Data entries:
* * * * * * *

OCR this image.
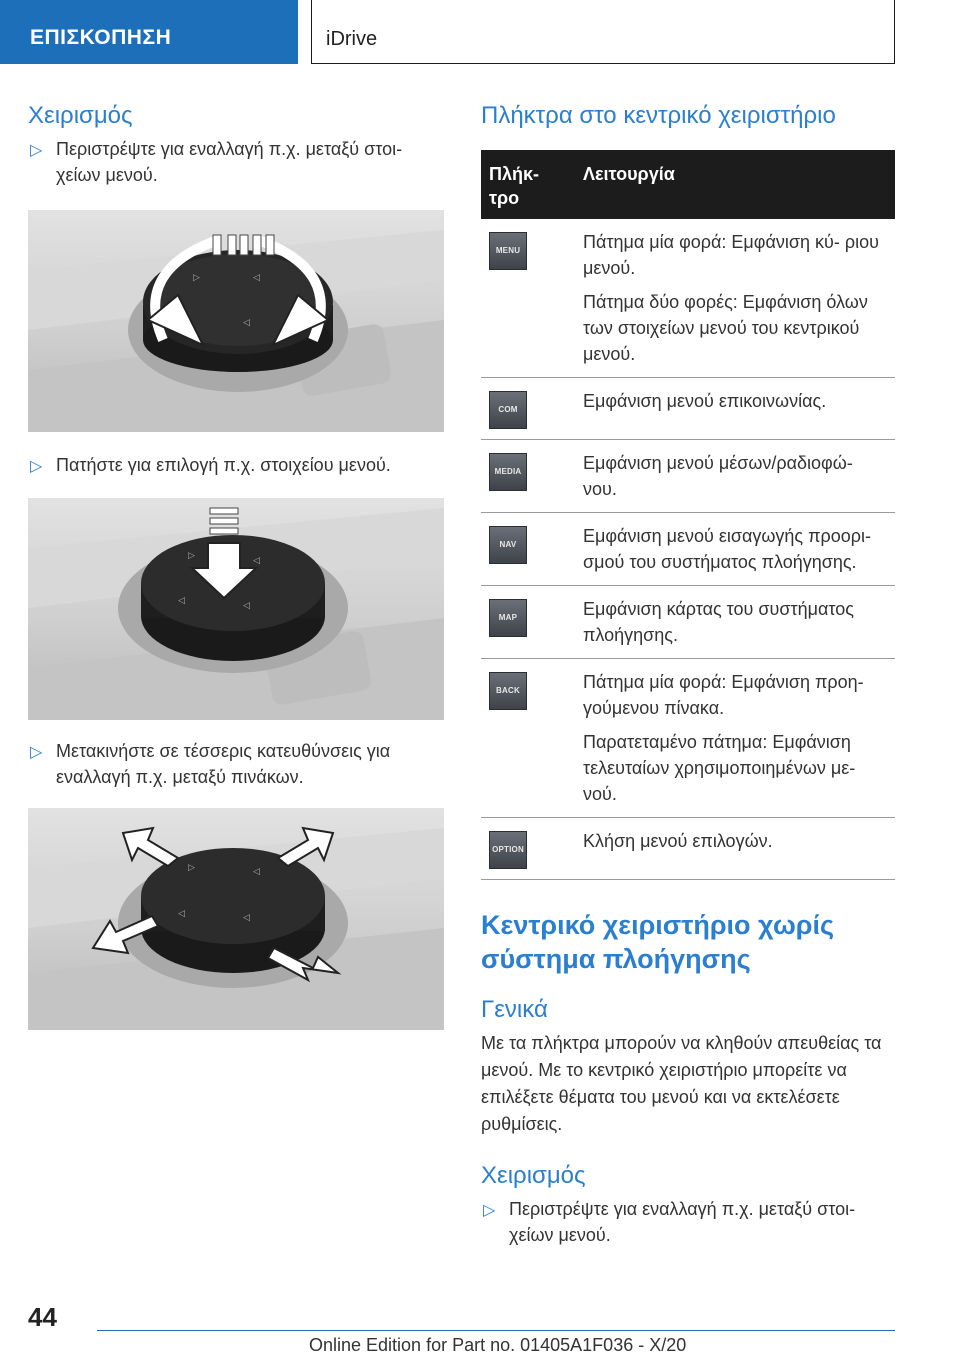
ΕΠΙΣΚΟΠΗΣΗ	iDrive
Χειρισμός
▷ Περιστρέψτε για εναλλαγή π.χ. μεταξύ στοι‐ χείων μενού.
▷	◁
◁
▷ Πατήστε για επιλογή π.χ. στοιχείου μενού.
▷	◁
◁	◁
▷ Μετακινήστε σε τέσσερις κατευθύνσεις για εναλλαγή π.χ. μεταξύ πινάκων.
▷	◁
◁	◁
Πλήκτρα στο κεντρικό χειριστήριο
Πλήκ‐ τρο	Λειτουργία

MENU	Πάτημα μία φορά: Εμφάνιση κύ‐ ριου μενού.

Πάτημα δύο φορές: Εμφάνιση όλων των στοιχείων μενού του κεντρικού μενού.

COM	Εμφάνιση μενού επικοινωνίας.

MEDIA	Εμφάνιση μενού μέσων/ραδιοφώ‐ νου.

NAV	Εμφάνιση μενού εισαγωγής προορι‐ σμού του συστήματος πλοήγησης.

MAP	Εμφάνιση κάρτας του συστήματος πλοήγησης.

BACK	Πάτημα μία φορά: Εμφάνιση προη‐ γούμενου πίνακα.

Παρατεταμένο πάτημα: Εμφάνιση τελευταίων χρησιμοποιημένων με‐ νού.

OPTION	Κλήση μενού επιλογών.

Κεντρικό χειριστήριο χωρίς σύστημα πλοήγησης
Γενικά

Με τα πλήκτρα μπορούν να κληθούν απευθείας τα μενού. Με το κεντρικό χειριστήριο μπορείτε να επιλέξετε θέματα του μενού και να εκτελέσετε ρυθμίσεις.

Χειρισμός
▷ Περιστρέψτε για εναλλαγή π.χ. μεταξύ στοι‐ χείων μενού.
44
Online Edition for Part no. 01405A1F036 - X/20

* * * * * * *

Task statement:
In the entries above, how many lines hold the word "φορά"? State the number and nothing else.

Output of the task:
2